Exercise:
Transcribe every line of the records verbatim.

Data:
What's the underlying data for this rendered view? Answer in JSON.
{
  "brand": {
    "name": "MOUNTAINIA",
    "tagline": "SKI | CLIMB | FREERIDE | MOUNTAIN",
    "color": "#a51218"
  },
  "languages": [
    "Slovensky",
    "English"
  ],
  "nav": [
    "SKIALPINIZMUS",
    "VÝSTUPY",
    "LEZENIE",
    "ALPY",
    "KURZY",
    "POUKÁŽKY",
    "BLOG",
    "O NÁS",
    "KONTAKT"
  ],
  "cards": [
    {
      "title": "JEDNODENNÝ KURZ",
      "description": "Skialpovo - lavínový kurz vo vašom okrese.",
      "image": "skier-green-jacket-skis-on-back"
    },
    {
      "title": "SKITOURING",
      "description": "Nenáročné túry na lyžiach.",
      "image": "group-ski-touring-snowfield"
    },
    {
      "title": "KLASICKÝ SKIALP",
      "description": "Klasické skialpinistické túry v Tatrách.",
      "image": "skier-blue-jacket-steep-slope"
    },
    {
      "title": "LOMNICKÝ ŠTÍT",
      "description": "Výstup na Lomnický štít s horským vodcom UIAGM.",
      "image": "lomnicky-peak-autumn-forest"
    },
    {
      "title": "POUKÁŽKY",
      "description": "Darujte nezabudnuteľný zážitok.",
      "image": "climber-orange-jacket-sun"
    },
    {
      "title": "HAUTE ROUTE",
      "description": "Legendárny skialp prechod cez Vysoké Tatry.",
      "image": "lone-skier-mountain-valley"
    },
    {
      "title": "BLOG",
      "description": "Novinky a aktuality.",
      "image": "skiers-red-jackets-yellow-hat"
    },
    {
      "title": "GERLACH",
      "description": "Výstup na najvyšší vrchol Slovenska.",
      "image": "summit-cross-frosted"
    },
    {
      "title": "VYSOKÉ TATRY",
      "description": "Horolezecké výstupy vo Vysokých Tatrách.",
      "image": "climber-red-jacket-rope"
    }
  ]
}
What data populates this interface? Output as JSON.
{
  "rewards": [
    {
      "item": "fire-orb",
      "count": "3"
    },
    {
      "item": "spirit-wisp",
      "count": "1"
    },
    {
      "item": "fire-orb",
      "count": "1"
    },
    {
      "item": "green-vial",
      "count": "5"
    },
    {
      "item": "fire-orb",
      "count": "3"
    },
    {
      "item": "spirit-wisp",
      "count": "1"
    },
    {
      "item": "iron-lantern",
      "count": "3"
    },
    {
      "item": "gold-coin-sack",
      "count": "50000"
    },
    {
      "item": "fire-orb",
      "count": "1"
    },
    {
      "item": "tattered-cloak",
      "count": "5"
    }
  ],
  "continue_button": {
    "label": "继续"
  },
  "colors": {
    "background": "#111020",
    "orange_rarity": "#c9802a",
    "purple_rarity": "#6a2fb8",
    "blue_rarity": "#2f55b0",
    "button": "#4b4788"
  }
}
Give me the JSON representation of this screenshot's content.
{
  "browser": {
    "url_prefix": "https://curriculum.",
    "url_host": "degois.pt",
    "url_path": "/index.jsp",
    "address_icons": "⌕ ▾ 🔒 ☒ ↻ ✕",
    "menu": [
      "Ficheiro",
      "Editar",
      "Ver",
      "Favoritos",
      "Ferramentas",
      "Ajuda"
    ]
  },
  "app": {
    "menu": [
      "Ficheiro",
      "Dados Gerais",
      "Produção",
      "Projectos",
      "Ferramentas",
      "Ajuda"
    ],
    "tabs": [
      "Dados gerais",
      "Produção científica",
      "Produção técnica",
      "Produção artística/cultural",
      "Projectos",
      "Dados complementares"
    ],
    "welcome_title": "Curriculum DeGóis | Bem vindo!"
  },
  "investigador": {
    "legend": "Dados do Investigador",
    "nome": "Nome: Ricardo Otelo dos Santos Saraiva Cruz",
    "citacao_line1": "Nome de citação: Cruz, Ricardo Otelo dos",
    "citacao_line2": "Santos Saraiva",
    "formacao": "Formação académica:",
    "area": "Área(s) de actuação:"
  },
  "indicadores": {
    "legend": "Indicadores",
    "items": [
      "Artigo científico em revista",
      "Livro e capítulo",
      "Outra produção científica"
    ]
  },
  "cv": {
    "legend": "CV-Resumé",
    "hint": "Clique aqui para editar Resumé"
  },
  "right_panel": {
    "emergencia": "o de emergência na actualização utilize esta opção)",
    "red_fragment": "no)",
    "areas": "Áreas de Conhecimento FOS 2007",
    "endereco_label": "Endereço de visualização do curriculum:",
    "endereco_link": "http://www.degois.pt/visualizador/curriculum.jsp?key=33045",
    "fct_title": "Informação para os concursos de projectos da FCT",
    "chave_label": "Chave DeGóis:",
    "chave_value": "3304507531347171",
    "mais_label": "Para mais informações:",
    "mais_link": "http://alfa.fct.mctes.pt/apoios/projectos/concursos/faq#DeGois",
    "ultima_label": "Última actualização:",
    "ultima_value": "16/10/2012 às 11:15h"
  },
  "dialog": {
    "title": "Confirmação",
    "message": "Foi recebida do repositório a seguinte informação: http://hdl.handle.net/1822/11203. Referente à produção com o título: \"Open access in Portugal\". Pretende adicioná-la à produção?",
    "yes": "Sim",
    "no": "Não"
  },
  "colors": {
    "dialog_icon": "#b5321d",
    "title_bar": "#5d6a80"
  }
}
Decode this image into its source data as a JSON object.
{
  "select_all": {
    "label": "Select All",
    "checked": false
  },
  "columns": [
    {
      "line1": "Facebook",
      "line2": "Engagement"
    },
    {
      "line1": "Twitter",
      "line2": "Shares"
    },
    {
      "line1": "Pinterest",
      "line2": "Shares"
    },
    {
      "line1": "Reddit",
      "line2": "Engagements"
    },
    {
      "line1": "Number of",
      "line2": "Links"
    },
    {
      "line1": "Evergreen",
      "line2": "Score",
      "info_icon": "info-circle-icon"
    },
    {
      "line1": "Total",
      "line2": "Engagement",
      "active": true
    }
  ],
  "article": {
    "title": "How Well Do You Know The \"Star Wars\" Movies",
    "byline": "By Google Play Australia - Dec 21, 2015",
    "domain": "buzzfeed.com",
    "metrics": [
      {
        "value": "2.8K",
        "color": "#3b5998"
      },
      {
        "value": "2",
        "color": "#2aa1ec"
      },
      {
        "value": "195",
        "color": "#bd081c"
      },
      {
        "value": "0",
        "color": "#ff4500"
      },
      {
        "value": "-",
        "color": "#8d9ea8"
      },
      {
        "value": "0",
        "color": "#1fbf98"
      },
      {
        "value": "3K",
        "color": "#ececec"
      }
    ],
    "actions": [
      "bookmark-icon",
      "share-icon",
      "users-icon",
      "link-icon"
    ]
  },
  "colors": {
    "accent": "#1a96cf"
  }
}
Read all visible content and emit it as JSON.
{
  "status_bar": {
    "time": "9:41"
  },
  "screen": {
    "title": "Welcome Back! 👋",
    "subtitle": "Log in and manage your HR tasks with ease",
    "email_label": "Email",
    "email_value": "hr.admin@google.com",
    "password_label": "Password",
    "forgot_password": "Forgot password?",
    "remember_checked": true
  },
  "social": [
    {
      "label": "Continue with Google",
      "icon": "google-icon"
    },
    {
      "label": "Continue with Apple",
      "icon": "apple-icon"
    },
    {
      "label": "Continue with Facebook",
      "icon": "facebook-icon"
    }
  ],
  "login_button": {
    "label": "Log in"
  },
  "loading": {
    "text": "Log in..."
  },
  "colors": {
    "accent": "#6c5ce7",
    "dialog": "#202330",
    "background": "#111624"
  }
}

Output of the exercise:
What's the underlying data for this rendered view? Answer in JSON.
{
  "brand": {
    "name": "MOUNTAINIA",
    "tagline": "SKI | CLIMB | FREERIDE | MOUNTAIN",
    "color": "#a51218"
  },
  "languages": [
    "Slovensky",
    "English"
  ],
  "nav": [
    "SKIALPINIZMUS",
    "VÝSTUPY",
    "LEZENIE",
    "ALPY",
    "KURZY",
    "POUKÁŽKY",
    "BLOG",
    "O NÁS",
    "KONTAKT"
  ],
  "cards": [
    {
      "title": "JEDNODENNÝ KURZ",
      "description": "Skialpovo - lavínový kurz vo vašom okrese.",
      "image": "skier-green-jacket-skis-on-back"
    },
    {
      "title": "SKITOURING",
      "description": "Nenáročné túry na lyžiach.",
      "image": "group-ski-touring-snowfield"
    },
    {
      "title": "KLASICKÝ SKIALP",
      "description": "Klasické skialpinistické túry v Tatrách.",
      "image": "skier-blue-jacket-steep-slope"
    },
    {
      "title": "LOMNICKÝ ŠTÍT",
      "description": "Výstup na Lomnický štít s horským vodcom UIAGM.",
      "image": "lomnicky-peak-autumn-forest"
    },
    {
      "title": "POUKÁŽKY",
      "description": "Darujte nezabudnuteľný zážitok.",
      "image": "climber-orange-jacket-sun"
    },
    {
      "title": "HAUTE ROUTE",
      "description": "Legendárny skialp prechod cez Vysoké Tatry.",
      "image": "lone-skier-mountain-valley"
    },
    {
      "title": "BLOG",
      "description": "Novinky a aktuality.",
      "image": "skiers-red-jackets-yellow-hat"
    },
    {
      "title": "GERLACH",
      "description": "Výstup na najvyšší vrchol Slovenska.",
      "image": "summit-cross-frosted"
    },
    {
      "title": "VYSOKÉ TATRY",
      "description": "Horolezecké výstupy vo Vysokých Tatrách.",
      "image": "climber-red-jacket-rope"
    }
  ]
}
What data populates this interface? Output as JSON.
{
  "rewards": [
    {
      "item": "fire-orb",
      "count": "3"
    },
    {
      "item": "spirit-wisp",
      "count": "1"
    },
    {
      "item": "fire-orb",
      "count": "1"
    },
    {
      "item": "green-vial",
      "count": "5"
    },
    {
      "item": "fire-orb",
      "count": "3"
    },
    {
      "item": "spirit-wisp",
      "count": "1"
    },
    {
      "item": "iron-lantern",
      "count": "3"
    },
    {
      "item": "gold-coin-sack",
      "count": "50000"
    },
    {
      "item": "fire-orb",
      "count": "1"
    },
    {
      "item": "tattered-cloak",
      "count": "5"
    }
  ],
  "continue_button": {
    "label": "继续"
  },
  "colors": {
    "background": "#111020",
    "orange_rarity": "#c9802a",
    "purple_rarity": "#6a2fb8",
    "blue_rarity": "#2f55b0",
    "button": "#4b4788"
  }
}
Give me the JSON representation of this screenshot's content.
{
  "browser": {
    "url_prefix": "https://curriculum.",
    "url_host": "degois.pt",
    "url_path": "/index.jsp",
    "address_icons": "⌕ ▾ 🔒 ☒ ↻ ✕",
    "menu": [
      "Ficheiro",
      "Editar",
      "Ver",
      "Favoritos",
      "Ferramentas",
      "Ajuda"
    ]
  },
  "app": {
    "menu": [
      "Ficheiro",
      "Dados Gerais",
      "Produção",
      "Projectos",
      "Ferramentas",
      "Ajuda"
    ],
    "tabs": [
      "Dados gerais",
      "Produção científica",
      "Produção técnica",
      "Produção artística/cultural",
      "Projectos",
      "Dados complementares"
    ],
    "welcome_title": "Curriculum DeGóis | Bem vindo!"
  },
  "investigador": {
    "legend": "Dados do Investigador",
    "nome": "Nome: Ricardo Otelo dos Santos Saraiva Cruz",
    "citacao_line1": "Nome de citação: Cruz, Ricardo Otelo dos",
    "citacao_line2": "Santos Saraiva",
    "formacao": "Formação académica:",
    "area": "Área(s) de actuação:"
  },
  "indicadores": {
    "legend": "Indicadores",
    "items": [
      "Artigo científico em revista",
      "Livro e capítulo",
      "Outra produção científica"
    ]
  },
  "cv": {
    "legend": "CV-Resumé",
    "hint": "Clique aqui para editar Resumé"
  },
  "right_panel": {
    "emergencia": "o de emergência na actualização utilize esta opção)",
    "red_fragment": "no)",
    "areas": "Áreas de Conhecimento FOS 2007",
    "endereco_label": "Endereço de visualização do curriculum:",
    "endereco_link": "http://www.degois.pt/visualizador/curriculum.jsp?key=33045",
    "fct_title": "Informação para os concursos de projectos da FCT",
    "chave_label": "Chave DeGóis:",
    "chave_value": "3304507531347171",
    "mais_label": "Para mais informações:",
    "mais_link": "http://alfa.fct.mctes.pt/apoios/projectos/concursos/faq#DeGois",
    "ultima_label": "Última actualização:",
    "ultima_value": "16/10/2012 às 11:15h"
  },
  "dialog": {
    "title": "Confirmação",
    "message": "Foi recebida do repositório a seguinte informação: http://hdl.handle.net/1822/11203. Referente à produção com o título: \"Open access in Portugal\". Pretende adicioná-la à produção?",
    "yes": "Sim",
    "no": "Não"
  },
  "colors": {
    "dialog_icon": "#b5321d",
    "title_bar": "#5d6a80"
  }
}
Decode this image into its source data as a JSON object.
{
  "select_all": {
    "label": "Select All",
    "checked": false
  },
  "columns": [
    {
      "line1": "Facebook",
      "line2": "Engagement"
    },
    {
      "line1": "Twitter",
      "line2": "Shares"
    },
    {
      "line1": "Pinterest",
      "line2": "Shares"
    },
    {
      "line1": "Reddit",
      "line2": "Engagements"
    },
    {
      "line1": "Number of",
      "line2": "Links"
    },
    {
      "line1": "Evergreen",
      "line2": "Score",
      "info_icon": "info-circle-icon"
    },
    {
      "line1": "Total",
      "line2": "Engagement",
      "active": true
    }
  ],
  "article": {
    "title": "How Well Do You Know The \"Star Wars\" Movies",
    "byline": "By Google Play Australia - Dec 21, 2015",
    "domain": "buzzfeed.com",
    "metrics": [
      {
        "value": "2.8K",
        "color": "#3b5998"
      },
      {
        "value": "2",
        "color": "#2aa1ec"
      },
      {
        "value": "195",
        "color": "#bd081c"
      },
      {
        "value": "0",
        "color": "#ff4500"
      },
      {
        "value": "-",
        "color": "#8d9ea8"
      },
      {
        "value": "0",
        "color": "#1fbf98"
      },
      {
        "value": "3K",
        "color": "#ececec"
      }
    ],
    "actions": [
      "bookmark-icon",
      "share-icon",
      "users-icon",
      "link-icon"
    ]
  },
  "colors": {
    "accent": "#1a96cf"
  }
}
Read all visible content and emit it as JSON.
{
  "status_bar": {
    "time": "9:41"
  },
  "screen": {
    "title": "Welcome Back! 👋",
    "subtitle": "Log in and manage your HR tasks with ease",
    "email_label": "Email",
    "email_value": "hr.admin@google.com",
    "password_label": "Password",
    "forgot_password": "Forgot password?",
    "remember_checked": true
  },
  "social": [
    {
      "label": "Continue with Google",
      "icon": "google-icon"
    },
    {
      "label": "Continue with Apple",
      "icon": "apple-icon"
    },
    {
      "label": "Continue with Facebook",
      "icon": "facebook-icon"
    }
  ],
  "login_button": {
    "label": "Log in"
  },
  "loading": {
    "text": "Log in..."
  },
  "colors": {
    "accent": "#6c5ce7",
    "dialog": "#202330",
    "background": "#111624"
  }
}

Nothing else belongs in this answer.